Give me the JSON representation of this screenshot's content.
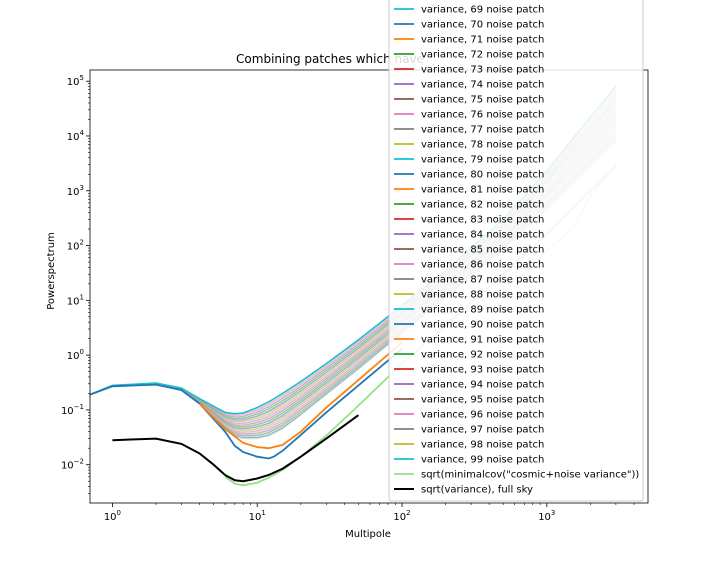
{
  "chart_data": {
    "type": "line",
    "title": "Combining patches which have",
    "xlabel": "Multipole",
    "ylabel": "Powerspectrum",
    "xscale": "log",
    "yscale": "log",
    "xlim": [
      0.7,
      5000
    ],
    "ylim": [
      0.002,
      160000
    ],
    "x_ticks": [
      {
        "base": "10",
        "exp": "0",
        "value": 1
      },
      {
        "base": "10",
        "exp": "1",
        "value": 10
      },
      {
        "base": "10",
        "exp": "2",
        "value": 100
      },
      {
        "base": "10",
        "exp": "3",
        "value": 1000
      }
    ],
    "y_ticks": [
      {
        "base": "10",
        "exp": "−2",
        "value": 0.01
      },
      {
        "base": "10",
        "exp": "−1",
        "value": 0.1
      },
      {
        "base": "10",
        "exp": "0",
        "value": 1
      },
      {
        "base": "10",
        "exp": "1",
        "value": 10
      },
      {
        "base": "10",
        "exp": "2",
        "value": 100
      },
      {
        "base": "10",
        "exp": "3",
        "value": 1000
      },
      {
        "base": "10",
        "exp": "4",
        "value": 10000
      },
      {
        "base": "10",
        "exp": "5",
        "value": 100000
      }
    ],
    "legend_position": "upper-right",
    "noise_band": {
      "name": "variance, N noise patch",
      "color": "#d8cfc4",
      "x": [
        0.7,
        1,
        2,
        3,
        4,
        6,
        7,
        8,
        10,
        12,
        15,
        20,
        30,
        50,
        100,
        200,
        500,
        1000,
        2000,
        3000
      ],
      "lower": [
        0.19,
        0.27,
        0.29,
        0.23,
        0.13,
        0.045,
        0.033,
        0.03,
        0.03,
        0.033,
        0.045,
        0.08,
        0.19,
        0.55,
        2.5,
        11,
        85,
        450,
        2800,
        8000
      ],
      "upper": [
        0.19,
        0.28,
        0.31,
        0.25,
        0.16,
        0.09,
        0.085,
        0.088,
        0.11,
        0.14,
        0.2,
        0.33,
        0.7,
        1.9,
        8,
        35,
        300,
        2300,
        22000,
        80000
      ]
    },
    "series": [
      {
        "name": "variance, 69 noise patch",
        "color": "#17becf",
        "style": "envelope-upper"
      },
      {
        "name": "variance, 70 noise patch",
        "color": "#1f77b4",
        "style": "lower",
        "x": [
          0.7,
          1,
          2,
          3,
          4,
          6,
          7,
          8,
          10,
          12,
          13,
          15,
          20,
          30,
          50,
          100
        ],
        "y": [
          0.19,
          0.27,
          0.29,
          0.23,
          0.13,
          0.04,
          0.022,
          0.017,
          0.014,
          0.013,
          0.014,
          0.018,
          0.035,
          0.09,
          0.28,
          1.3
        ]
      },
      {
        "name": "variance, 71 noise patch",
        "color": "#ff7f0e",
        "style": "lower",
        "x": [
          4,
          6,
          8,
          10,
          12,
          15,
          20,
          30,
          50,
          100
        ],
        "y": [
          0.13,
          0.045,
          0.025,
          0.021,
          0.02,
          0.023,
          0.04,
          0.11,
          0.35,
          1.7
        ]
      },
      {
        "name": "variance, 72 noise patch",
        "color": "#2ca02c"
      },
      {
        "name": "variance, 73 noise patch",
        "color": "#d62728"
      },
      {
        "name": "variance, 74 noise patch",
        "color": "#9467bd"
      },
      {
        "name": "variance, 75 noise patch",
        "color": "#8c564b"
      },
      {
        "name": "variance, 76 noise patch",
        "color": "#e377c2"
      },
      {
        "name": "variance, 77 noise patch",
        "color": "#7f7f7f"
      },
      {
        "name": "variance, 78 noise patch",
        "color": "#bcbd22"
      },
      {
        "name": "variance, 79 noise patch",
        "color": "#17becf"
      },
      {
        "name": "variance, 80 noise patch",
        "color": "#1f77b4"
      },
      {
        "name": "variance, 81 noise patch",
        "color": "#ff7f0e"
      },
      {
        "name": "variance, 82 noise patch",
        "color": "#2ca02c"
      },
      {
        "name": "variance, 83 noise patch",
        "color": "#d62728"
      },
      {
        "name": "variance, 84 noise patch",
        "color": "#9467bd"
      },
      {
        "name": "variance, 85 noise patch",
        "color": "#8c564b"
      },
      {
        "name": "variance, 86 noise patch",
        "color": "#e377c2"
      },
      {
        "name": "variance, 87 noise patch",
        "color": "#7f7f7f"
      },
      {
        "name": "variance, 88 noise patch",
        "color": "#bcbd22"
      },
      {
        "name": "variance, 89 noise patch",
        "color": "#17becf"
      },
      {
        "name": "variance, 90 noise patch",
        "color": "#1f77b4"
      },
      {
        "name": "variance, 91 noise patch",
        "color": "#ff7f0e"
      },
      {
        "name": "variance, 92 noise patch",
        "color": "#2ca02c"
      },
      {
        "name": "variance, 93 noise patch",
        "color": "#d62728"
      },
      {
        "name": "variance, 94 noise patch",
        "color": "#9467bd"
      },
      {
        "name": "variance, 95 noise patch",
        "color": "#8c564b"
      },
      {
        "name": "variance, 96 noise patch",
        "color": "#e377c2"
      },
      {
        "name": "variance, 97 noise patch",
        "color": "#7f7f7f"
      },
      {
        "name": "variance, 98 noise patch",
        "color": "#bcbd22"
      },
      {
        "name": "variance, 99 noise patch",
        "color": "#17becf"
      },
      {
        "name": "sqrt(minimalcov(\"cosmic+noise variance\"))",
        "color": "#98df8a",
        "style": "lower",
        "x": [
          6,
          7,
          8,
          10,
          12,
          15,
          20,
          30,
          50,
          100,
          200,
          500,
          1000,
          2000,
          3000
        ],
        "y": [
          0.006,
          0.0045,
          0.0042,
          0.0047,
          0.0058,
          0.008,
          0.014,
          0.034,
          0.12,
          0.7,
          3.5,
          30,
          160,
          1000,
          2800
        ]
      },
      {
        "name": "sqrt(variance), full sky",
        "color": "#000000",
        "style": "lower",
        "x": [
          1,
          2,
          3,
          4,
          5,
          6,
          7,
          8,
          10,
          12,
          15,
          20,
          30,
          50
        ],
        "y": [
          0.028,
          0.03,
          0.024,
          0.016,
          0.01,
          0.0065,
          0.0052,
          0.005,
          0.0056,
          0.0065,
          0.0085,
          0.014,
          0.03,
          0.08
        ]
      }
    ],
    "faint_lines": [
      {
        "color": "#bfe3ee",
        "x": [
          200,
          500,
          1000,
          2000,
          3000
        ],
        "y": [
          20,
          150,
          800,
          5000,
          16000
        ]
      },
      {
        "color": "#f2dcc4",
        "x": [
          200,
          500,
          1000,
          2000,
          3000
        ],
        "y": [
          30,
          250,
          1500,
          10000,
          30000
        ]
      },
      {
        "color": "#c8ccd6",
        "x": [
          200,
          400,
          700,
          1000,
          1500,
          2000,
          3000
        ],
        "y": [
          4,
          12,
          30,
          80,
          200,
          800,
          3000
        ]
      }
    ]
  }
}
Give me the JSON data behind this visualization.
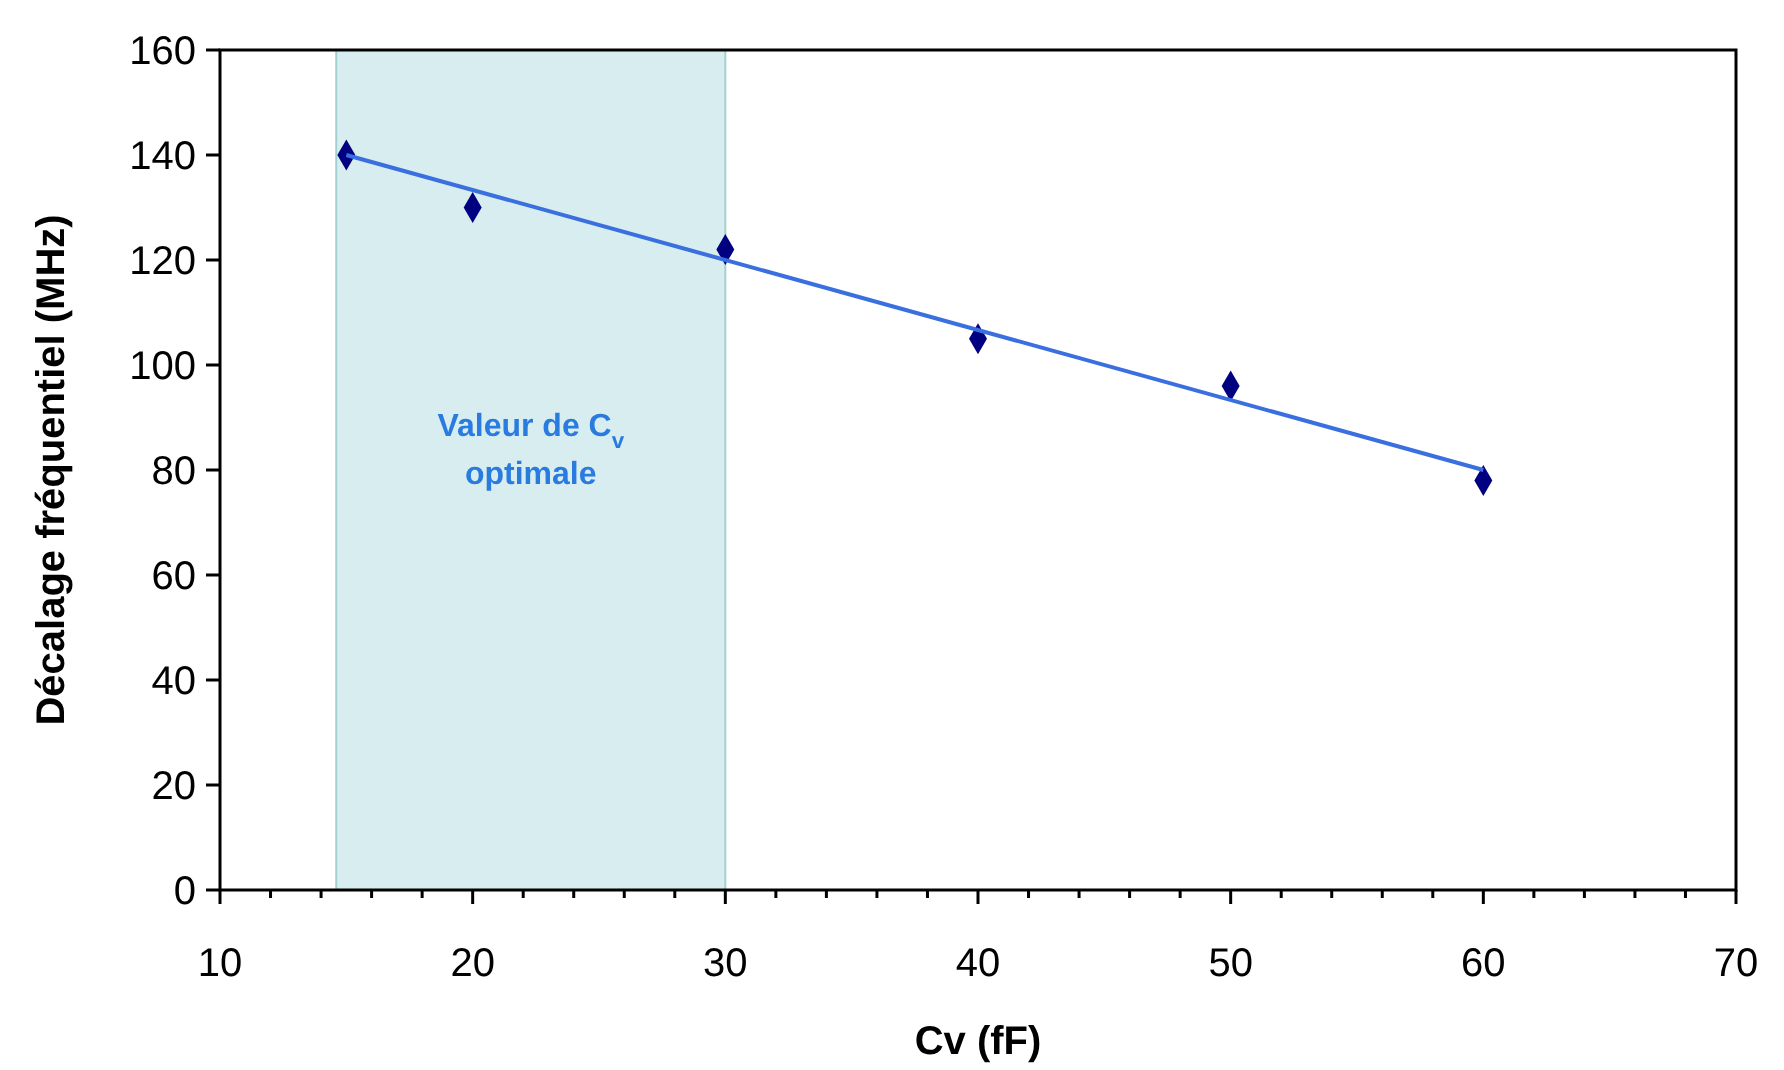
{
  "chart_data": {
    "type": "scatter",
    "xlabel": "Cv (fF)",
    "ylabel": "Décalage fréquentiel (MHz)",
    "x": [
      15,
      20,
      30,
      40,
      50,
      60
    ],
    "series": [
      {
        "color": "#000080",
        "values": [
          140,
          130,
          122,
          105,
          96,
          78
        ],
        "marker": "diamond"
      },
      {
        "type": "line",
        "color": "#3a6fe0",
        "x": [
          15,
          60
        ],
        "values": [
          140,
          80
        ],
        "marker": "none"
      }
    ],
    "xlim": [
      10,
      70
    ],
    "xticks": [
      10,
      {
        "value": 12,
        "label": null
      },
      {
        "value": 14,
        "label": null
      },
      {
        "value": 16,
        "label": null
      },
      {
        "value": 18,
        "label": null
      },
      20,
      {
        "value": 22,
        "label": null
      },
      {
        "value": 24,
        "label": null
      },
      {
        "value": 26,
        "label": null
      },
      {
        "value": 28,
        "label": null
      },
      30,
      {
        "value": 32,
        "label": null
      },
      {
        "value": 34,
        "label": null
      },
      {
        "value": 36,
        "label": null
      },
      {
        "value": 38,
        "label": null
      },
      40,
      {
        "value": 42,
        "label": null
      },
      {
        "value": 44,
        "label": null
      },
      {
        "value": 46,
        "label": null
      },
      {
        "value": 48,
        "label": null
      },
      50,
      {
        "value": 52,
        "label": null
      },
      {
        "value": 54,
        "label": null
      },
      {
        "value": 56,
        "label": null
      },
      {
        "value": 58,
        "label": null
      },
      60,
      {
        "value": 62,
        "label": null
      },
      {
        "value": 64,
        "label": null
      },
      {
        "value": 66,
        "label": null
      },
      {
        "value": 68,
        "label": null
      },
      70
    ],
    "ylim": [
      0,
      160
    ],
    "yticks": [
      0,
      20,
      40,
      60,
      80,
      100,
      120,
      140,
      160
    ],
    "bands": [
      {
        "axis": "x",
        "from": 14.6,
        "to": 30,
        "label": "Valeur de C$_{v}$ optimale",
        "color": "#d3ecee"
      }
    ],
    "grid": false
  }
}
*****
• **TASK DESCRIPTION**
Gather all lines from the listing above in which "upper" occurs.

• **THE REPLY**
    "legend_position": "upper-right",
      "upper": [
        "style": "envelope-upper"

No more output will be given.